RECORDS FOR THIS EXERCISE:
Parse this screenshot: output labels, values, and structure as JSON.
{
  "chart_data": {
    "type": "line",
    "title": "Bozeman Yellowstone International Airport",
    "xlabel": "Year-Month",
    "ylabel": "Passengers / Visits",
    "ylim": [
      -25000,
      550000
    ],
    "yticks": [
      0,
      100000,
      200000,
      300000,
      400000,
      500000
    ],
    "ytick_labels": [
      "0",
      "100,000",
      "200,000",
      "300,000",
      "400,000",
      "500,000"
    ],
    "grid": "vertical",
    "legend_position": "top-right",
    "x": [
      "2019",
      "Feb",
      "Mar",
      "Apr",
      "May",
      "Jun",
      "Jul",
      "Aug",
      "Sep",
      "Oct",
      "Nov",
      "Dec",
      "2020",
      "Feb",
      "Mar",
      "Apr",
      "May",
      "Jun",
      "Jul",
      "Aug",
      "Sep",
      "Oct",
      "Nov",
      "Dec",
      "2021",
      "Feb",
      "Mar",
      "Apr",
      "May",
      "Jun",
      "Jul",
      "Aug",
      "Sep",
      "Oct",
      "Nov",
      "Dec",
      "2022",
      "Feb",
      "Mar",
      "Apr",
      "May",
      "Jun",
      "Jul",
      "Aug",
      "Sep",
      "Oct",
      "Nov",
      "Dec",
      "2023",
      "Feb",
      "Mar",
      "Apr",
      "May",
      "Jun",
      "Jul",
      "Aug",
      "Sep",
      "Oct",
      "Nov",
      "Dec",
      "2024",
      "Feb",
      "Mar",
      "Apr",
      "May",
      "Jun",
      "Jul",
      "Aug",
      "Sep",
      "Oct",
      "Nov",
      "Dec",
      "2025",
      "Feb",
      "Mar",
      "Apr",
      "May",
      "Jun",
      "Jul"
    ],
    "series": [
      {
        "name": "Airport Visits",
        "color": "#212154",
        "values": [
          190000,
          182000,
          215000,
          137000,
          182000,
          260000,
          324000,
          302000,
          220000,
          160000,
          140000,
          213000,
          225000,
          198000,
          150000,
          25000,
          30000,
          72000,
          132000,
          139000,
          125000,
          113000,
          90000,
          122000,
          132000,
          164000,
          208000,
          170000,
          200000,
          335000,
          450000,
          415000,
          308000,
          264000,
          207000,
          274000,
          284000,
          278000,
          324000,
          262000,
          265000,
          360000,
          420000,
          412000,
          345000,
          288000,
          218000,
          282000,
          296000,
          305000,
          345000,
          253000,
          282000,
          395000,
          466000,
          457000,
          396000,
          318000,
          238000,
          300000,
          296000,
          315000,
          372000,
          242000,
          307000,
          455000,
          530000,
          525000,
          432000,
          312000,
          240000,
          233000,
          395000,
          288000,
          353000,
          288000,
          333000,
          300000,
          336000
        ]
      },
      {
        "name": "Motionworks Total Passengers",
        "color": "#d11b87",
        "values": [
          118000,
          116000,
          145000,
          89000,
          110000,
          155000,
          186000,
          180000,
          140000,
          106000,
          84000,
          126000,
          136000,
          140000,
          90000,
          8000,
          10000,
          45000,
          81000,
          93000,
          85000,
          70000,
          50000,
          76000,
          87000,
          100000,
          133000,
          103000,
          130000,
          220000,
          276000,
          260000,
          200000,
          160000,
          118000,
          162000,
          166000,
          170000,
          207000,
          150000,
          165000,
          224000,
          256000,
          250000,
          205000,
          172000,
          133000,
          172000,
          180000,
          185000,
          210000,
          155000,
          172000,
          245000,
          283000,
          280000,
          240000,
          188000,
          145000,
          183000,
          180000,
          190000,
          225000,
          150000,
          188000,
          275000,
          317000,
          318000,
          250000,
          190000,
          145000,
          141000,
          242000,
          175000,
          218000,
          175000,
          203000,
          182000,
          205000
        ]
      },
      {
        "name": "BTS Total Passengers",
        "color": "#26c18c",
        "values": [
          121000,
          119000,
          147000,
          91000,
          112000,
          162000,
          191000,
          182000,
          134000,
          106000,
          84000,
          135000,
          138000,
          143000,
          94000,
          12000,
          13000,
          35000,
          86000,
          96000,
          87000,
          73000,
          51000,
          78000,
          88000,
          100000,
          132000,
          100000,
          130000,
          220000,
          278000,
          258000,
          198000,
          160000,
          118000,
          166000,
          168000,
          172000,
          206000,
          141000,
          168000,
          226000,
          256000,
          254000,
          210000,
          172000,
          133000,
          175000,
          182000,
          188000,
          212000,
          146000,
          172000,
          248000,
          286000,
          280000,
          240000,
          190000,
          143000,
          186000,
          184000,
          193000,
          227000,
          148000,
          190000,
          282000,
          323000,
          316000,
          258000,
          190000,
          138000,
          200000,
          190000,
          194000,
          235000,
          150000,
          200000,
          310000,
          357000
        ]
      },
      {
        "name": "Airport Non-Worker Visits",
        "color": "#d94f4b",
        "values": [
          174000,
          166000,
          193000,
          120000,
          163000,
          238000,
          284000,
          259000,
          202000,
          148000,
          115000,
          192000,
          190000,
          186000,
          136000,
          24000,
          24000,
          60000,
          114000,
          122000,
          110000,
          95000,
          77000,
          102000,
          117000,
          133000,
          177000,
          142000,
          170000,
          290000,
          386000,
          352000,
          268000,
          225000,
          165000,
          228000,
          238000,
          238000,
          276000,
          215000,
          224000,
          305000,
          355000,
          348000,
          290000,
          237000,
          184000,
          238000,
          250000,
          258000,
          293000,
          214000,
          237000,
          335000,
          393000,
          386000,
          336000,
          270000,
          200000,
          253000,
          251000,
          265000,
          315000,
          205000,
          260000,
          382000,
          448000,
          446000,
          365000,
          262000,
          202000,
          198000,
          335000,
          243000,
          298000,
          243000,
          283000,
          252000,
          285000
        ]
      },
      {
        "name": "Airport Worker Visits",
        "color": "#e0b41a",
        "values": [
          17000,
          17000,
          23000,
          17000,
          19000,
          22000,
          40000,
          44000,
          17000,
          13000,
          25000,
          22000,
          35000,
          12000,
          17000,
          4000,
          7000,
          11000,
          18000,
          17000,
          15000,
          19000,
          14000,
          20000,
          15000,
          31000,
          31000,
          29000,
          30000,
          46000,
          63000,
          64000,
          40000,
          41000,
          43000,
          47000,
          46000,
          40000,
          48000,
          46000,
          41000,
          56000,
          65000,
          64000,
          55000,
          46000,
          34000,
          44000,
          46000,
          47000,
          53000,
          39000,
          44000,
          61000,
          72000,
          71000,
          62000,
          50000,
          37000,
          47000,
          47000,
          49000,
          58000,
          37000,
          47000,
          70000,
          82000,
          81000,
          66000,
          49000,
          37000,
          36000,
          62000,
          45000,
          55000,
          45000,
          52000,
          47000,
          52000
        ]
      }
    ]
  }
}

WHAT THE EXERCISE ASKS:
Show all lines above holding "Passengers".

THE RESPONSE:
    "ylabel": "Passengers / Visits",
        "name": "Motionworks Total Passengers",
        "name": "BTS Total Passengers",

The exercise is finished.